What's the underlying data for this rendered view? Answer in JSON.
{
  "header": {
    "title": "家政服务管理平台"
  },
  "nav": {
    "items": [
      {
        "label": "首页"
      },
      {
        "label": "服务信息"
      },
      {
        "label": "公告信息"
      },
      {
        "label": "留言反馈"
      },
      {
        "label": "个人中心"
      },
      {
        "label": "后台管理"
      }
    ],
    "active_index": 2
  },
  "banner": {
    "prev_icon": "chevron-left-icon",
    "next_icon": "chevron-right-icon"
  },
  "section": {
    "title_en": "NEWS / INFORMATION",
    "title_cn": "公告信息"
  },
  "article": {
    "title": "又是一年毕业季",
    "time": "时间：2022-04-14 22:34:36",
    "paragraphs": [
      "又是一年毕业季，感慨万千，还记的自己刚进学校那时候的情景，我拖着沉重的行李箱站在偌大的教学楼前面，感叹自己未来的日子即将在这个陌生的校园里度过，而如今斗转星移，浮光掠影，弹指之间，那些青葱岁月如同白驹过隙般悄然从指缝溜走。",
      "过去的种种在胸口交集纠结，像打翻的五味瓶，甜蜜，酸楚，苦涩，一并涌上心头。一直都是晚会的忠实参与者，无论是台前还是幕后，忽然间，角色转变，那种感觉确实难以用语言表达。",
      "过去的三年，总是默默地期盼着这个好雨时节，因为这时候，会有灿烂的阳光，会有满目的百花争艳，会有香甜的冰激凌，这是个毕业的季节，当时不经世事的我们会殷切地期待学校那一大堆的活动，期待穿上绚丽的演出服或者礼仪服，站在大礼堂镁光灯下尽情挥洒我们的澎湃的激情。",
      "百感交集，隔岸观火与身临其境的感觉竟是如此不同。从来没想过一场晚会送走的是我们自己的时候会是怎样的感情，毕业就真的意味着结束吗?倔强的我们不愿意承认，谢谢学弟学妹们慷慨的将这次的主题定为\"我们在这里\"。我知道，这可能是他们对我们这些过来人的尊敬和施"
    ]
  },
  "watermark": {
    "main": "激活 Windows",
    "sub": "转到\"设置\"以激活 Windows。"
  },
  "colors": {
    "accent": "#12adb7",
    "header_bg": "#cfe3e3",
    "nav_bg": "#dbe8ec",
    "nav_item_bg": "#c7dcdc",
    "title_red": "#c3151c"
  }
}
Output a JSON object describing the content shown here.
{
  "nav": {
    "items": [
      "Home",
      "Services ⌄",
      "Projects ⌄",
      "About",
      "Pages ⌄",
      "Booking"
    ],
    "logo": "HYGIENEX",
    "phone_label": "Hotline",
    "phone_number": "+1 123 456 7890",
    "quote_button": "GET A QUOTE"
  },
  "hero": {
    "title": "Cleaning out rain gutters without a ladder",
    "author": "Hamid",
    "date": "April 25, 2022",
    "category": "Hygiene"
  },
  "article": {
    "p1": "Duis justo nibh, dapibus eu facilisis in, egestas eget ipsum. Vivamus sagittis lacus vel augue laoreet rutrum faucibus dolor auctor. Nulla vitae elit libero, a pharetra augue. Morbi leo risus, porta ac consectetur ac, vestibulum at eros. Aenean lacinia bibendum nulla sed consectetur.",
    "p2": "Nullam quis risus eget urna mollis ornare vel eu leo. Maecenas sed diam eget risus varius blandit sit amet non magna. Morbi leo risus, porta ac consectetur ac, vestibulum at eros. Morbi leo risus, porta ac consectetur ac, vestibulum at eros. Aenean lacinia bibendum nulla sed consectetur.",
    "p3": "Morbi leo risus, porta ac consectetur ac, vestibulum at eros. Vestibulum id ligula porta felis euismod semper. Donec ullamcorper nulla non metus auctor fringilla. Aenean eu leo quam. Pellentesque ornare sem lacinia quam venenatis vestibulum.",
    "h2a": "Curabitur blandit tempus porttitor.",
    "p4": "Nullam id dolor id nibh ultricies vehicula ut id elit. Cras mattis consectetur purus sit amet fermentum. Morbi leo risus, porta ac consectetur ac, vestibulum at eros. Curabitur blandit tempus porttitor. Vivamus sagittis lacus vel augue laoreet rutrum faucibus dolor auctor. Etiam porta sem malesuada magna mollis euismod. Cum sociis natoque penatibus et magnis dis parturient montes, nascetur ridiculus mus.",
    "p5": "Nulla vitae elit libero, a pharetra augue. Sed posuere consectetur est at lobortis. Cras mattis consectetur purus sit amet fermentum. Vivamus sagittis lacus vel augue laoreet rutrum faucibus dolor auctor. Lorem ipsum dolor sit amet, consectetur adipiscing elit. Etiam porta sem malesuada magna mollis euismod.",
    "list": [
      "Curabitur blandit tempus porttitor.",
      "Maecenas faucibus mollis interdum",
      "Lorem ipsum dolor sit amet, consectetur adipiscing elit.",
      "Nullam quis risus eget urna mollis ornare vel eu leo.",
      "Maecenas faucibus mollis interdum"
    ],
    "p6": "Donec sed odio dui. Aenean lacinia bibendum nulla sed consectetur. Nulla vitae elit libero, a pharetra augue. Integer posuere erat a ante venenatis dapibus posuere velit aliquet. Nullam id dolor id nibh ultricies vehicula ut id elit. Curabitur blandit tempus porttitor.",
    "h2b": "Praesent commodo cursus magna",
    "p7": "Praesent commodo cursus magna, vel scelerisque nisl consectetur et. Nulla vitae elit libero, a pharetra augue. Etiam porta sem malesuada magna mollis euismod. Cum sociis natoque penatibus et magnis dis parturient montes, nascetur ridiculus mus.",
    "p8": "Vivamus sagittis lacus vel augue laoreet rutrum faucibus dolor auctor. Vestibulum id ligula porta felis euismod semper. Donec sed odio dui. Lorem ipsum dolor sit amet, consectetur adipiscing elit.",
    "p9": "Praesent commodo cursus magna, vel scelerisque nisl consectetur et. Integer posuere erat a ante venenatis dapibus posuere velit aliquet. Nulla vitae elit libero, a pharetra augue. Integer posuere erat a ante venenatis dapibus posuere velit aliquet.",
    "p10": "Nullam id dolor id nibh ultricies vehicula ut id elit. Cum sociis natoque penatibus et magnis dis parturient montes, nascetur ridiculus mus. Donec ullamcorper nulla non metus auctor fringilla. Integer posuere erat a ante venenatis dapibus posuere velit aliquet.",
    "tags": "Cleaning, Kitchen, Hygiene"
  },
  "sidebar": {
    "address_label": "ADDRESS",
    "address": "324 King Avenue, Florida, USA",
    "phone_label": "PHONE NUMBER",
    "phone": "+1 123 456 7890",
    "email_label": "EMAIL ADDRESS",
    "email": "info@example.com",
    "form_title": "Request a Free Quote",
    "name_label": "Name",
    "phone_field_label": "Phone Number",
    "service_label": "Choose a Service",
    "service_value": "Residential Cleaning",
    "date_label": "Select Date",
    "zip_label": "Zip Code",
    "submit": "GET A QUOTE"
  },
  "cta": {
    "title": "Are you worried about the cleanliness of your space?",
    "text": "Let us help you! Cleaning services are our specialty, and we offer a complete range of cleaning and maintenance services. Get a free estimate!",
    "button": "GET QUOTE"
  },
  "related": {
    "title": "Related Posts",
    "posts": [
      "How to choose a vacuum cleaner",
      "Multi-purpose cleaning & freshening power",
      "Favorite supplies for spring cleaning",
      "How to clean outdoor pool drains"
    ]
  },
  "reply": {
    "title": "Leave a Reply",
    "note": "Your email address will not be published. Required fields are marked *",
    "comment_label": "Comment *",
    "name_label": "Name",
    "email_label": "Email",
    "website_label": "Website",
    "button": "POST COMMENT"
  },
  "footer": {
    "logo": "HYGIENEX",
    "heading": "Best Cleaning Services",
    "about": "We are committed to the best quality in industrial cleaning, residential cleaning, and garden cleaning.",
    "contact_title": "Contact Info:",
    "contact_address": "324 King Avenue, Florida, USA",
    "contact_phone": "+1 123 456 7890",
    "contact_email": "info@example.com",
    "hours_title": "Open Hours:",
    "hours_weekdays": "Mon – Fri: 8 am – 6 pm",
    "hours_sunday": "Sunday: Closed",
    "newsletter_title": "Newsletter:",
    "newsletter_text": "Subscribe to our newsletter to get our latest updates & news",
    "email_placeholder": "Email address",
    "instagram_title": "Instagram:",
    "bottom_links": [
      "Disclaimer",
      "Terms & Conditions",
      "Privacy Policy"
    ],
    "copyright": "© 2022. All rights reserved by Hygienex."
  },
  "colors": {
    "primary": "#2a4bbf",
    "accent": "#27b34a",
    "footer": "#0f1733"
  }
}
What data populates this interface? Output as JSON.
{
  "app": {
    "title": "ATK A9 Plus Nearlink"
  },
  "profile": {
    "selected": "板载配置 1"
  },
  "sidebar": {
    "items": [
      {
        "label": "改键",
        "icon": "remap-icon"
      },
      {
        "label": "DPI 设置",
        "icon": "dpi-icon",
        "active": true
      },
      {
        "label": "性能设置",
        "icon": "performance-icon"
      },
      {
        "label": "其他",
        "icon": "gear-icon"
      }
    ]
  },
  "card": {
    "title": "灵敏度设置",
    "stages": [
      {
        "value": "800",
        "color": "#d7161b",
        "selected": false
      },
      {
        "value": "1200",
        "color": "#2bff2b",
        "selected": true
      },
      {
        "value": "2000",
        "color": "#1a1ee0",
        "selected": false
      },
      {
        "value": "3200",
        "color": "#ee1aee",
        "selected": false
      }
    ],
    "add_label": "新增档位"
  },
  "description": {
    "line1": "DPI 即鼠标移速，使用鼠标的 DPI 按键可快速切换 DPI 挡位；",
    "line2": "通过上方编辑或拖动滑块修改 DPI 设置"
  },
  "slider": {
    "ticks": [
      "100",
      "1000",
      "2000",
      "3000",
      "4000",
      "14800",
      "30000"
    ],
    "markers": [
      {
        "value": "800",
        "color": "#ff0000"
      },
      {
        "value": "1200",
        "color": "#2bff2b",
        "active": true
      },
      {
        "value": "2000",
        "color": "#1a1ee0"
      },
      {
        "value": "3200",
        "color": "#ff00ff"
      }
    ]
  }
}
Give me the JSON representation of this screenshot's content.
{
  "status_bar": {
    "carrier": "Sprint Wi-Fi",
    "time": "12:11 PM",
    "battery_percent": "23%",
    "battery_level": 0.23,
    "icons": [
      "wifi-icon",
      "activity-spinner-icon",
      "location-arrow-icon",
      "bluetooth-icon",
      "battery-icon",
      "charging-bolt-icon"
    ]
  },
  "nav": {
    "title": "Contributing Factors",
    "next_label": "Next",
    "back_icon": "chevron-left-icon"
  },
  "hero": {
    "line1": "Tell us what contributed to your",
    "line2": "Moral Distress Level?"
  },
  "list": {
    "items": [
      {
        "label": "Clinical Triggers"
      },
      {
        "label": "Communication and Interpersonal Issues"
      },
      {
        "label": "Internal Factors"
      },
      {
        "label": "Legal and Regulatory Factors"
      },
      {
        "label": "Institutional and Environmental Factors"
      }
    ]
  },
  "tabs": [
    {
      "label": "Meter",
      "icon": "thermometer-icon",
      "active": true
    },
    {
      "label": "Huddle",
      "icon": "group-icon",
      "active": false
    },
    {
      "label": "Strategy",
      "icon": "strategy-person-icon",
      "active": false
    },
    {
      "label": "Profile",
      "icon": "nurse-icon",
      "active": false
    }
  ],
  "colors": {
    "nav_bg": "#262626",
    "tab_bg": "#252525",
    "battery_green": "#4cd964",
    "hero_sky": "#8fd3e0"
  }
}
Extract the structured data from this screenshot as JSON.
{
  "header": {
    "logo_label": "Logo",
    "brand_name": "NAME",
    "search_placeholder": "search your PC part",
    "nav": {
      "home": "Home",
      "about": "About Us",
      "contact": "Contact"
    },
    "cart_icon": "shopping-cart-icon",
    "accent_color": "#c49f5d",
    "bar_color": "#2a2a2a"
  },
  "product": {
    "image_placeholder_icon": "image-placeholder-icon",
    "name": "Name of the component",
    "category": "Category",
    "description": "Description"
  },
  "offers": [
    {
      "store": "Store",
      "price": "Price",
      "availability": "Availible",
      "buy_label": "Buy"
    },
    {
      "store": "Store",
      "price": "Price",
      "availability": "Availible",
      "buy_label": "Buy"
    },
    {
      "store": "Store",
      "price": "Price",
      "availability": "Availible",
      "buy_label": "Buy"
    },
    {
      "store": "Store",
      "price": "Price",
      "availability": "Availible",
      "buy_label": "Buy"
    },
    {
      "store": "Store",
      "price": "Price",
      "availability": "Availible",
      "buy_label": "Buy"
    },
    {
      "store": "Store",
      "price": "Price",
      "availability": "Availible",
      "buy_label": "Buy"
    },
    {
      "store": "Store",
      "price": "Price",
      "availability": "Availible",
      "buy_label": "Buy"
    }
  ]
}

━━━━

INSTRUCTIONS FOR THE TASK: Reproduce, word for word, only the lines from the one that contains "Extract the structured" through the final line.

THE RESPONSE:
Extract the structured data from this screenshot as JSON.
{
  "header": {
    "logo_label": "Logo",
    "brand_name": "NAME",
    "search_placeholder": "search your PC part",
    "nav": {
      "home": "Home",
      "about": "About Us",
      "contact": "Contact"
    },
    "cart_icon": "shopping-cart-icon",
    "accent_color": "#c49f5d",
    "bar_color": "#2a2a2a"
  },
  "product": {
    "image_placeholder_icon": "image-placeholder-icon",
    "name": "Name of the component",
    "category": "Category",
    "description": "Description"
  },
  "offers": [
    {
      "store": "Store",
      "price": "Price",
      "availability": "Availible",
      "buy_label": "Buy"
    },
    {
      "store": "Store",
      "price": "Price",
      "availability": "Availible",
      "buy_label": "Buy"
    },
    {
      "store": "Store",
      "price": "Price",
      "availability": "Availible",
      "buy_label": "Buy"
    },
    {
      "store": "Store",
      "price": "Price",
      "availability": "Availible",
      "buy_label": "Buy"
    },
    {
      "store": "Store",
      "price": "Price",
      "availability": "Availible",
      "buy_label": "Buy"
    },
    {
      "store": "Store",
      "price": "Price",
      "availability": "Availible",
      "buy_label": "Buy"
    },
    {
      "store": "Store",
      "price": "Price",
      "availability": "Availible",
      "buy_label": "Buy"
    }
  ]
}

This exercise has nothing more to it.